Write every entry out again exactly, please, and skip the pictures.

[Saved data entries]

————————

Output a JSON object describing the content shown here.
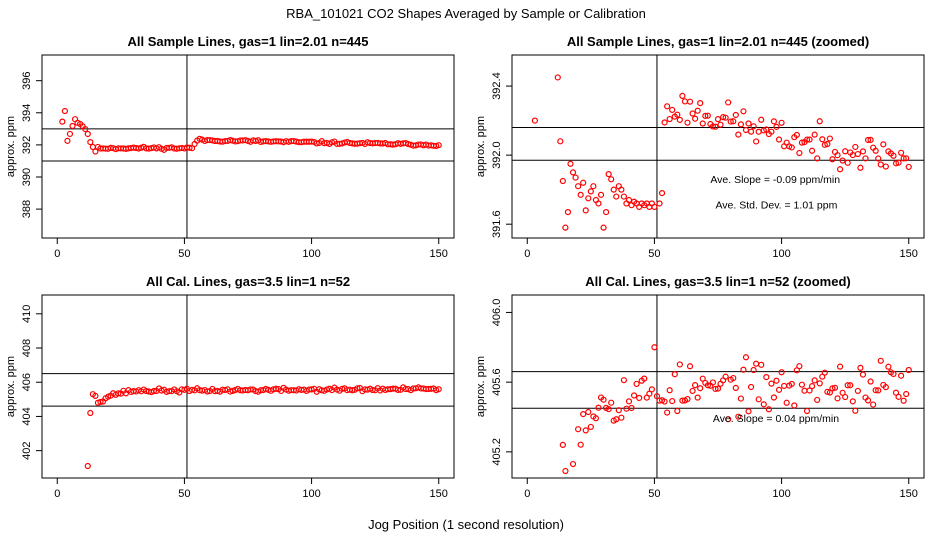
{
  "figure": {
    "title": "RBA_101021  CO2 Shapes Averaged by Sample or Calibration",
    "xlabel": "Jog Position (1 second resolution)"
  },
  "chart_data": [
    {
      "id": "p1",
      "type": "scatter",
      "title": "All Sample Lines, gas=1 lin=2.01 n=445",
      "xlabel": "",
      "ylabel": "approx. ppm",
      "xlim": [
        -6,
        156
      ],
      "ylim": [
        386.2,
        397.6
      ],
      "xticks": [
        0,
        50,
        100,
        150
      ],
      "yticks": [
        388,
        390,
        392,
        394,
        396
      ],
      "hlines": [
        391.0,
        393.0
      ],
      "vlines": [
        51
      ],
      "annotations": [],
      "anchors": [
        [
          2,
          393.5
        ],
        [
          3,
          394.1
        ],
        [
          4,
          392.3
        ],
        [
          5,
          392.7
        ],
        [
          6,
          393.2
        ],
        [
          7,
          393.6
        ],
        [
          8,
          393.4
        ],
        [
          9,
          393.3
        ],
        [
          10,
          393.2
        ],
        [
          11,
          393.0
        ],
        [
          12,
          392.6
        ],
        [
          13,
          392.2
        ],
        [
          14,
          391.9
        ],
        [
          15,
          391.6
        ],
        [
          16,
          391.8
        ],
        [
          20,
          391.8
        ],
        [
          52,
          391.8
        ],
        [
          53,
          391.8
        ],
        [
          55,
          392.3
        ],
        [
          150,
          392.0
        ]
      ],
      "noise": 0.05,
      "seed": 11
    },
    {
      "id": "p2",
      "type": "scatter",
      "title": "All Sample Lines, gas=1 lin=2.01 n=445 (zoomed)",
      "xlabel": "",
      "ylabel": "approx. ppm",
      "xlim": [
        -6,
        156
      ],
      "ylim": [
        391.52,
        392.58
      ],
      "xticks": [
        0,
        50,
        100,
        150
      ],
      "yticks": [
        391.6,
        392.0,
        392.4
      ],
      "hlines": [
        391.97,
        392.16
      ],
      "vlines": [
        51
      ],
      "annotations": [
        {
          "text": "Ave. Slope =  -0.09  ppm/min",
          "x": 72,
          "y": 391.84
        },
        {
          "text": "Ave. Std. Dev. =  1.01  ppm",
          "x": 74,
          "y": 391.69
        }
      ],
      "points": [
        [
          3,
          392.2
        ],
        [
          12,
          392.45
        ],
        [
          13,
          392.08
        ],
        [
          14,
          391.85
        ],
        [
          15,
          391.58
        ],
        [
          16,
          391.67
        ],
        [
          17,
          391.95
        ],
        [
          18,
          391.9
        ],
        [
          19,
          391.87
        ],
        [
          20,
          391.82
        ],
        [
          21,
          391.77
        ],
        [
          22,
          391.84
        ],
        [
          23,
          391.68
        ],
        [
          24,
          391.75
        ],
        [
          25,
          391.79
        ],
        [
          26,
          391.82
        ],
        [
          27,
          391.74
        ],
        [
          28,
          391.72
        ],
        [
          29,
          391.77
        ],
        [
          30,
          391.58
        ],
        [
          31,
          391.67
        ],
        [
          32,
          391.89
        ],
        [
          33,
          391.86
        ],
        [
          34,
          391.8
        ],
        [
          35,
          391.76
        ],
        [
          36,
          391.82
        ],
        [
          37,
          391.8
        ],
        [
          38,
          391.76
        ],
        [
          39,
          391.72
        ],
        [
          40,
          391.74
        ],
        [
          41,
          391.71
        ],
        [
          42,
          391.73
        ],
        [
          43,
          391.72
        ],
        [
          44,
          391.7
        ],
        [
          45,
          391.72
        ],
        [
          46,
          391.71
        ],
        [
          47,
          391.72
        ],
        [
          48,
          391.7
        ],
        [
          49,
          391.72
        ],
        [
          50,
          391.7
        ],
        [
          52,
          391.72
        ],
        [
          53,
          391.78
        ]
      ],
      "anchors": [
        [
          54,
          392.22
        ],
        [
          60,
          392.28
        ],
        [
          80,
          392.2
        ],
        [
          100,
          392.1
        ],
        [
          120,
          392.05
        ],
        [
          150,
          391.98
        ]
      ],
      "noise": 0.06,
      "seed": 23
    },
    {
      "id": "p3",
      "type": "scatter",
      "title": "All Cal. Lines, gas=3.5 lin=1 n=52",
      "xlabel": "",
      "ylabel": "approx. ppm",
      "xlim": [
        -6,
        156
      ],
      "ylim": [
        400.4,
        411.1
      ],
      "xticks": [
        0,
        50,
        100,
        150
      ],
      "yticks": [
        402,
        404,
        406,
        408,
        410
      ],
      "hlines": [
        404.6,
        406.5
      ],
      "vlines": [
        51
      ],
      "annotations": [],
      "points": [
        [
          12,
          401.1
        ],
        [
          13,
          404.2
        ],
        [
          14,
          405.3
        ],
        [
          15,
          405.2
        ],
        [
          16,
          404.8
        ]
      ],
      "anchors": [
        [
          17,
          404.9
        ],
        [
          19,
          405.1
        ],
        [
          22,
          405.3
        ],
        [
          30,
          405.5
        ],
        [
          150,
          405.6
        ]
      ],
      "noise": 0.07,
      "seed": 37
    },
    {
      "id": "p4",
      "type": "scatter",
      "title": "All Cal. Lines, gas=3.5 lin=1 n=52 (zoomed)",
      "xlabel": "",
      "ylabel": "approx. ppm",
      "xlim": [
        -6,
        156
      ],
      "ylim": [
        405.05,
        406.1
      ],
      "xticks": [
        0,
        50,
        100,
        150
      ],
      "yticks": [
        405.2,
        405.6,
        406.0
      ],
      "hlines": [
        405.45,
        405.66
      ],
      "vlines": [
        51
      ],
      "annotations": [
        {
          "text": "Ave. Slope =  0.04  ppm/min",
          "x": 73,
          "y": 405.37
        }
      ],
      "points": [
        [
          14,
          405.24
        ],
        [
          15,
          405.09
        ],
        [
          18,
          405.13
        ],
        [
          20,
          405.33
        ],
        [
          50,
          405.8
        ]
      ],
      "anchors": [
        [
          20,
          405.38
        ],
        [
          30,
          405.5
        ],
        [
          60,
          405.55
        ],
        [
          100,
          405.57
        ],
        [
          150,
          405.58
        ]
      ],
      "noise": 0.09,
      "seed": 53
    }
  ]
}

————————

Result below:
Output a JSON object describing the content shown here.
{
  "figure": {
    "title": "RBA_101021  CO2 Shapes Averaged by Sample or Calibration",
    "xlabel": "Jog Position (1 second resolution)"
  },
  "chart_data": [
    {
      "id": "p1",
      "type": "scatter",
      "title": "All Sample Lines, gas=1 lin=2.01 n=445",
      "xlabel": "",
      "ylabel": "approx. ppm",
      "xlim": [
        -6,
        156
      ],
      "ylim": [
        386.2,
        397.6
      ],
      "xticks": [
        0,
        50,
        100,
        150
      ],
      "yticks": [
        388,
        390,
        392,
        394,
        396
      ],
      "hlines": [
        391.0,
        393.0
      ],
      "vlines": [
        51
      ],
      "annotations": [],
      "anchors": [
        [
          2,
          393.5
        ],
        [
          3,
          394.1
        ],
        [
          4,
          392.3
        ],
        [
          5,
          392.7
        ],
        [
          6,
          393.2
        ],
        [
          7,
          393.6
        ],
        [
          8,
          393.4
        ],
        [
          9,
          393.3
        ],
        [
          10,
          393.2
        ],
        [
          11,
          393.0
        ],
        [
          12,
          392.6
        ],
        [
          13,
          392.2
        ],
        [
          14,
          391.9
        ],
        [
          15,
          391.6
        ],
        [
          16,
          391.8
        ],
        [
          20,
          391.8
        ],
        [
          52,
          391.8
        ],
        [
          53,
          391.8
        ],
        [
          55,
          392.3
        ],
        [
          150,
          392.0
        ]
      ],
      "noise": 0.05,
      "seed": 11
    },
    {
      "id": "p2",
      "type": "scatter",
      "title": "All Sample Lines, gas=1 lin=2.01 n=445 (zoomed)",
      "xlabel": "",
      "ylabel": "approx. ppm",
      "xlim": [
        -6,
        156
      ],
      "ylim": [
        391.52,
        392.58
      ],
      "xticks": [
        0,
        50,
        100,
        150
      ],
      "yticks": [
        391.6,
        392.0,
        392.4
      ],
      "hlines": [
        391.97,
        392.16
      ],
      "vlines": [
        51
      ],
      "annotations": [
        {
          "text": "Ave. Slope =  -0.09  ppm/min",
          "x": 72,
          "y": 391.84
        },
        {
          "text": "Ave. Std. Dev. =  1.01  ppm",
          "x": 74,
          "y": 391.69
        }
      ],
      "points": [
        [
          3,
          392.2
        ],
        [
          12,
          392.45
        ],
        [
          13,
          392.08
        ],
        [
          14,
          391.85
        ],
        [
          15,
          391.58
        ],
        [
          16,
          391.67
        ],
        [
          17,
          391.95
        ],
        [
          18,
          391.9
        ],
        [
          19,
          391.87
        ],
        [
          20,
          391.82
        ],
        [
          21,
          391.77
        ],
        [
          22,
          391.84
        ],
        [
          23,
          391.68
        ],
        [
          24,
          391.75
        ],
        [
          25,
          391.79
        ],
        [
          26,
          391.82
        ],
        [
          27,
          391.74
        ],
        [
          28,
          391.72
        ],
        [
          29,
          391.77
        ],
        [
          30,
          391.58
        ],
        [
          31,
          391.67
        ],
        [
          32,
          391.89
        ],
        [
          33,
          391.86
        ],
        [
          34,
          391.8
        ],
        [
          35,
          391.76
        ],
        [
          36,
          391.82
        ],
        [
          37,
          391.8
        ],
        [
          38,
          391.76
        ],
        [
          39,
          391.72
        ],
        [
          40,
          391.74
        ],
        [
          41,
          391.71
        ],
        [
          42,
          391.73
        ],
        [
          43,
          391.72
        ],
        [
          44,
          391.7
        ],
        [
          45,
          391.72
        ],
        [
          46,
          391.71
        ],
        [
          47,
          391.72
        ],
        [
          48,
          391.7
        ],
        [
          49,
          391.72
        ],
        [
          50,
          391.7
        ],
        [
          52,
          391.72
        ],
        [
          53,
          391.78
        ]
      ],
      "anchors": [
        [
          54,
          392.22
        ],
        [
          60,
          392.28
        ],
        [
          80,
          392.2
        ],
        [
          100,
          392.1
        ],
        [
          120,
          392.05
        ],
        [
          150,
          391.98
        ]
      ],
      "noise": 0.06,
      "seed": 23
    },
    {
      "id": "p3",
      "type": "scatter",
      "title": "All Cal. Lines, gas=3.5 lin=1 n=52",
      "xlabel": "",
      "ylabel": "approx. ppm",
      "xlim": [
        -6,
        156
      ],
      "ylim": [
        400.4,
        411.1
      ],
      "xticks": [
        0,
        50,
        100,
        150
      ],
      "yticks": [
        402,
        404,
        406,
        408,
        410
      ],
      "hlines": [
        404.6,
        406.5
      ],
      "vlines": [
        51
      ],
      "annotations": [],
      "points": [
        [
          12,
          401.1
        ],
        [
          13,
          404.2
        ],
        [
          14,
          405.3
        ],
        [
          15,
          405.2
        ],
        [
          16,
          404.8
        ]
      ],
      "anchors": [
        [
          17,
          404.9
        ],
        [
          19,
          405.1
        ],
        [
          22,
          405.3
        ],
        [
          30,
          405.5
        ],
        [
          150,
          405.6
        ]
      ],
      "noise": 0.07,
      "seed": 37
    },
    {
      "id": "p4",
      "type": "scatter",
      "title": "All Cal. Lines, gas=3.5 lin=1 n=52 (zoomed)",
      "xlabel": "",
      "ylabel": "approx. ppm",
      "xlim": [
        -6,
        156
      ],
      "ylim": [
        405.05,
        406.1
      ],
      "xticks": [
        0,
        50,
        100,
        150
      ],
      "yticks": [
        405.2,
        405.6,
        406.0
      ],
      "hlines": [
        405.45,
        405.66
      ],
      "vlines": [
        51
      ],
      "annotations": [
        {
          "text": "Ave. Slope =  0.04  ppm/min",
          "x": 73,
          "y": 405.37
        }
      ],
      "points": [
        [
          14,
          405.24
        ],
        [
          15,
          405.09
        ],
        [
          18,
          405.13
        ],
        [
          20,
          405.33
        ],
        [
          50,
          405.8
        ]
      ],
      "anchors": [
        [
          20,
          405.38
        ],
        [
          30,
          405.5
        ],
        [
          60,
          405.55
        ],
        [
          100,
          405.57
        ],
        [
          150,
          405.58
        ]
      ],
      "noise": 0.09,
      "seed": 53
    }
  ]
}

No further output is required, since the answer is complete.